··· DATASET RECORDS
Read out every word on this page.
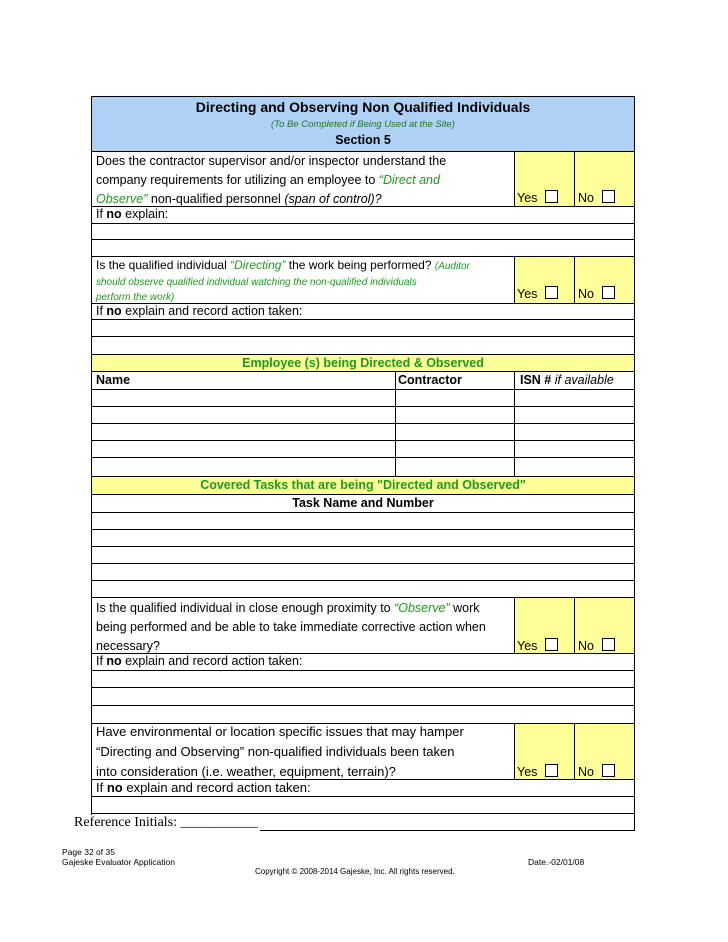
Directing and Observing Non Qualified Individuals
(To Be Completed if Being Used at the Site)
Section 5
Does the contractor supervisor and/or inspector understand the
company requirements for utilizing an employee to “Direct and
Observe” non-qualified personnel (span of control)?	Yes	No
If no explain:
Is the qualified individual “Directing” the work being performed? (Auditor
should observe qualified individual watching the non-qualified individuals
perform the work)	Yes	No
If no explain and record action taken:
Employee (s) being Directed & Observed
Name	Contractor	ISN # if available
Covered Tasks that are being "Directed and Observed"
Task Name and Number
Is the qualified individual in close enough proximity to “Observe” work
being performed and be able to take immediate corrective action when
necessary?	Yes	No
If no explain and record action taken:
Have environmental or location specific issues that may hamper
“Directing and Observing” non-qualified individuals been taken
into consideration (i.e. weather, equipment, terrain)?	Yes	No
If no explain and record action taken:
Reference Initials: ___________
Page 32 of 35
Gajeske Evaluator Application	Date.-02/01/08
Copyright © 2008-2014 Gajeske, Inc. All rights reserved.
······
EXERCISE » Write out the listing above exactly as it stands, pictures excluded.

REPLY TO THE EXERCISE »
Read out every word on this page.
Directing and Observing Non Qualified Individuals
(To Be Completed if Being Used at the Site)
Section 5
Does the contractor supervisor and/or inspector understand the
company requirements for utilizing an employee to “Direct and
Observe” non-qualified personnel (span of control)?	Yes	No
If no explain:
Is the qualified individual “Directing” the work being performed? (Auditor
should observe qualified individual watching the non-qualified individuals
perform the work)	Yes	No
If no explain and record action taken:
Employee (s) being Directed & Observed
Name	Contractor	ISN # if available
Covered Tasks that are being "Directed and Observed"
Task Name and Number
Is the qualified individual in close enough proximity to “Observe” work
being performed and be able to take immediate corrective action when
necessary?	Yes	No
If no explain and record action taken:
Have environmental or location specific issues that may hamper
“Directing and Observing” non-qualified individuals been taken
into consideration (i.e. weather, equipment, terrain)?	Yes	No
If no explain and record action taken:
Reference Initials: ___________
Page 32 of 35
Gajeske Evaluator Application	Date.-02/01/08
Copyright © 2008-2014 Gajeske, Inc. All rights reserved.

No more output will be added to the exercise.